» **REQUIREMENT**
Retype every entry word for word.

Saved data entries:
════════════════════

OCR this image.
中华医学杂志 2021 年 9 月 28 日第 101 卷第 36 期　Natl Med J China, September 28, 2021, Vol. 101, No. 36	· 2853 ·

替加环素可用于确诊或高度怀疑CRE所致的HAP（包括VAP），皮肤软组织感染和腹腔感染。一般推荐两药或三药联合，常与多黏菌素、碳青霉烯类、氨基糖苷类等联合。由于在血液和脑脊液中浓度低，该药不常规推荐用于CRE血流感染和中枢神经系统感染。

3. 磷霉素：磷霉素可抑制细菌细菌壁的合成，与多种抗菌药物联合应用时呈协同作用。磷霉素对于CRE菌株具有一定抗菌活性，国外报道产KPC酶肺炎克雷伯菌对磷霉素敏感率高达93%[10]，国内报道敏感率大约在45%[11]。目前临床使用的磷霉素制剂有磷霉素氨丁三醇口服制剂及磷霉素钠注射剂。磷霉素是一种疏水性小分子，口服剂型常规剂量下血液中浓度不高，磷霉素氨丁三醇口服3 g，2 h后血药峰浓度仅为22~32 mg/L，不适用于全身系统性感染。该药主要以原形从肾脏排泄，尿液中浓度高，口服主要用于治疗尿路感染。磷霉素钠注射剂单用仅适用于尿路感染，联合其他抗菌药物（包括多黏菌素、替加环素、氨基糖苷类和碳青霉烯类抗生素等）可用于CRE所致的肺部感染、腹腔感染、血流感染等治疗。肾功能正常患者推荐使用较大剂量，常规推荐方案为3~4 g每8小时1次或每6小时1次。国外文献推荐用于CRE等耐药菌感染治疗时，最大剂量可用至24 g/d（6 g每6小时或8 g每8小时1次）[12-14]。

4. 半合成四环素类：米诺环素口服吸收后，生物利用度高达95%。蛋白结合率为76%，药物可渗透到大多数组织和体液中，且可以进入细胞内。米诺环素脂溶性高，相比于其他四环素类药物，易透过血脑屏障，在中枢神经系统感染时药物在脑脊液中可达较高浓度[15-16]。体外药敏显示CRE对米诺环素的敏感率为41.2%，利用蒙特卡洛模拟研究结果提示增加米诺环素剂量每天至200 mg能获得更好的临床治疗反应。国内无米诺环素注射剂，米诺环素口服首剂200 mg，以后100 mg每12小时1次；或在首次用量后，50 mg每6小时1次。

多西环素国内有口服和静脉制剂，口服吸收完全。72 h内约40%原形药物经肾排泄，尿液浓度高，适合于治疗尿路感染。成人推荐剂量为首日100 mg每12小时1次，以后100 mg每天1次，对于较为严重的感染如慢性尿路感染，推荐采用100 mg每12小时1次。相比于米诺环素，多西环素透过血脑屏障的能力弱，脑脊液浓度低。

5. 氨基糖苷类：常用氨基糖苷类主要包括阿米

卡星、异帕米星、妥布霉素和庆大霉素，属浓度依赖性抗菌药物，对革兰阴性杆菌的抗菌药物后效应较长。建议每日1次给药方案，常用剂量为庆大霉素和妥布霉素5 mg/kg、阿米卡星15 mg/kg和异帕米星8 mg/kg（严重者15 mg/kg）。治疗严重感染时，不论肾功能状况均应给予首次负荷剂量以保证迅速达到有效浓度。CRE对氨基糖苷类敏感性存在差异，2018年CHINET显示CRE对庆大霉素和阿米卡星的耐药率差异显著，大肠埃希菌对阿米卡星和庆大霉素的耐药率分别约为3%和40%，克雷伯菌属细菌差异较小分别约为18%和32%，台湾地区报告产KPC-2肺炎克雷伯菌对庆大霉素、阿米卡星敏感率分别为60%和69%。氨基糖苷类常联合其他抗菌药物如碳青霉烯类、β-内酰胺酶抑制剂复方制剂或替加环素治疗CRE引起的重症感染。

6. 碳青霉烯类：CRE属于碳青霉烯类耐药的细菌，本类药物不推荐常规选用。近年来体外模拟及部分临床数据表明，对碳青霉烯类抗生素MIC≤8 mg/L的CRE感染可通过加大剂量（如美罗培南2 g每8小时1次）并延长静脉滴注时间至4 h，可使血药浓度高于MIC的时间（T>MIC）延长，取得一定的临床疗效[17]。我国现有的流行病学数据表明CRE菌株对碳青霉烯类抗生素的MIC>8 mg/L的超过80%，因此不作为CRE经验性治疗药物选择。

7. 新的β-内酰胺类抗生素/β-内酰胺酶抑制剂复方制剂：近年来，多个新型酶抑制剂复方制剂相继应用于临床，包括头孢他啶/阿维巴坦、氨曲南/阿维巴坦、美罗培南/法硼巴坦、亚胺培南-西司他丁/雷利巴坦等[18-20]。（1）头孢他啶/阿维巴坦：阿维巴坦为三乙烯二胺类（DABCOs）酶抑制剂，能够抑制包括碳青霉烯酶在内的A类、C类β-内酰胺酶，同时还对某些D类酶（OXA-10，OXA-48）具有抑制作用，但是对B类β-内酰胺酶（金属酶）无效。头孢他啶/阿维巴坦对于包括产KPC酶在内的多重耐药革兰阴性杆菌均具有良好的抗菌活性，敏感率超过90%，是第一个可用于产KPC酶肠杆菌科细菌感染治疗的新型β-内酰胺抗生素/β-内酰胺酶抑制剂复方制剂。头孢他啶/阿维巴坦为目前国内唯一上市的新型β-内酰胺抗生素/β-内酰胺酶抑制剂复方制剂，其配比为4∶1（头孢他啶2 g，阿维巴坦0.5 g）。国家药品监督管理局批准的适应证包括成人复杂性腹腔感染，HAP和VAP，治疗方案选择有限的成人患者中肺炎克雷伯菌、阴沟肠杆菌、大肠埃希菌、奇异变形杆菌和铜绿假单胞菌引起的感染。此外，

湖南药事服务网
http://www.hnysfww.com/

════════════════════

» **SOLUTION TO THIS PROBLEM**
OCR this image.
中华医学杂志 2021 年 9 月 28 日第 101 卷第 36 期　Natl Med J China, September 28, 2021, Vol. 101, No. 36	· 2853 ·

替加环素可用于确诊或高度怀疑CRE所致的HAP（包括VAP），皮肤软组织感染和腹腔感染。一般推荐两药或三药联合，常与多黏菌素、碳青霉烯类、氨基糖苷类等联合。由于在血液和脑脊液中浓度低，该药不常规推荐用于CRE血流感染和中枢神经系统感染。

3. 磷霉素：磷霉素可抑制细菌细菌壁的合成，与多种抗菌药物联合应用时呈协同作用。磷霉素对于CRE菌株具有一定抗菌活性，国外报道产KPC酶肺炎克雷伯菌对磷霉素敏感率高达93%[10]，国内报道敏感率大约在45%[11]。目前临床使用的磷霉素制剂有磷霉素氨丁三醇口服制剂及磷霉素钠注射剂。磷霉素是一种疏水性小分子，口服剂型常规剂量下血液中浓度不高，磷霉素氨丁三醇口服3 g，2 h后血药峰浓度仅为22~32 mg/L，不适用于全身系统性感染。该药主要以原形从肾脏排泄，尿液中浓度高，口服主要用于治疗尿路感染。磷霉素钠注射剂单用仅适用于尿路感染，联合其他抗菌药物（包括多黏菌素、替加环素、氨基糖苷类和碳青霉烯类抗生素等）可用于CRE所致的肺部感染、腹腔感染、血流感染等治疗。肾功能正常患者推荐使用较大剂量，常规推荐方案为3~4 g每8小时1次或每6小时1次。国外文献推荐用于CRE等耐药菌感染治疗时，最大剂量可用至24 g/d（6 g每6小时或8 g每8小时1次）[12-14]。

4. 半合成四环素类：米诺环素口服吸收后，生物利用度高达95%。蛋白结合率为76%，药物可渗透到大多数组织和体液中，且可以进入细胞内。米诺环素脂溶性高，相比于其他四环素类药物，易透过血脑屏障，在中枢神经系统感染时药物在脑脊液中可达较高浓度[15-16]。体外药敏显示CRE对米诺环素的敏感率为41.2%，利用蒙特卡洛模拟研究结果提示增加米诺环素剂量每天至200 mg能获得更好的临床治疗反应。国内无米诺环素注射剂，米诺环素口服首剂200 mg，以后100 mg每12小时1次；或在首次用量后，50 mg每6小时1次。

多西环素国内有口服和静脉制剂，口服吸收完全。72 h内约40%原形药物经肾排泄，尿液浓度高，适合于治疗尿路感染。成人推荐剂量为首日100 mg每12小时1次，以后100 mg每天1次，对于较为严重的感染如慢性尿路感染，推荐采用100 mg每12小时1次。相比于米诺环素，多西环素透过血脑屏障的能力弱，脑脊液浓度低。

5. 氨基糖苷类：常用氨基糖苷类主要包括阿米

卡星、异帕米星、妥布霉素和庆大霉素，属浓度依赖性抗菌药物，对革兰阴性杆菌的抗菌药物后效应较长。建议每日1次给药方案，常用剂量为庆大霉素和妥布霉素5 mg/kg、阿米卡星15 mg/kg和异帕米星8 mg/kg（严重者15 mg/kg）。治疗严重感染时，不论肾功能状况均应给予首次负荷剂量以保证迅速达到有效浓度。CRE对氨基糖苷类敏感性存在差异，2018年CHINET显示CRE对庆大霉素和阿米卡星的耐药率差异显著，大肠埃希菌对阿米卡星和庆大霉素的耐药率分别约为3%和40%，克雷伯菌属细菌差异较小分别约为18%和32%，台湾地区报告产KPC-2肺炎克雷伯菌对庆大霉素、阿米卡星敏感率分别为60%和69%。氨基糖苷类常联合其他抗菌药物如碳青霉烯类、β-内酰胺酶抑制剂复方制剂或替加环素治疗CRE引起的重症感染。

6. 碳青霉烯类：CRE属于碳青霉烯类耐药的细菌，本类药物不推荐常规选用。近年来体外模拟及部分临床数据表明，对碳青霉烯类抗生素MIC≤8 mg/L的CRE感染可通过加大剂量（如美罗培南2 g每8小时1次）并延长静脉滴注时间至4 h，可使血药浓度高于MIC的时间（T>MIC）延长，取得一定的临床疗效[17]。我国现有的流行病学数据表明CRE菌株对碳青霉烯类抗生素的MIC>8 mg/L的超过80%，因此不作为CRE经验性治疗药物选择。

7. 新的β-内酰胺类抗生素/β-内酰胺酶抑制剂复方制剂：近年来，多个新型酶抑制剂复方制剂相继应用于临床，包括头孢他啶/阿维巴坦、氨曲南/阿维巴坦、美罗培南/法硼巴坦、亚胺培南-西司他丁/雷利巴坦等[18-20]。（1）头孢他啶/阿维巴坦：阿维巴坦为三乙烯二胺类（DABCOs）酶抑制剂，能够抑制包括碳青霉烯酶在内的A类、C类β-内酰胺酶，同时还对某些D类酶（OXA-10，OXA-48）具有抑制作用，但是对B类β-内酰胺酶（金属酶）无效。头孢他啶/阿维巴坦对于包括产KPC酶在内的多重耐药革兰阴性杆菌均具有良好的抗菌活性，敏感率超过90%，是第一个可用于产KPC酶肠杆菌科细菌感染治疗的新型β-内酰胺抗生素/β-内酰胺酶抑制剂复方制剂。头孢他啶/阿维巴坦为目前国内唯一上市的新型β-内酰胺抗生素/β-内酰胺酶抑制剂复方制剂，其配比为4∶1（头孢他啶2 g，阿维巴坦0.5 g）。国家药品监督管理局批准的适应证包括成人复杂性腹腔感染，HAP和VAP，治疗方案选择有限的成人患者中肺炎克雷伯菌、阴沟肠杆菌、大肠埃希菌、奇异变形杆菌和铜绿假单胞菌引起的感染。此外，

湖南药事服务网
http://www.hnysfww.com/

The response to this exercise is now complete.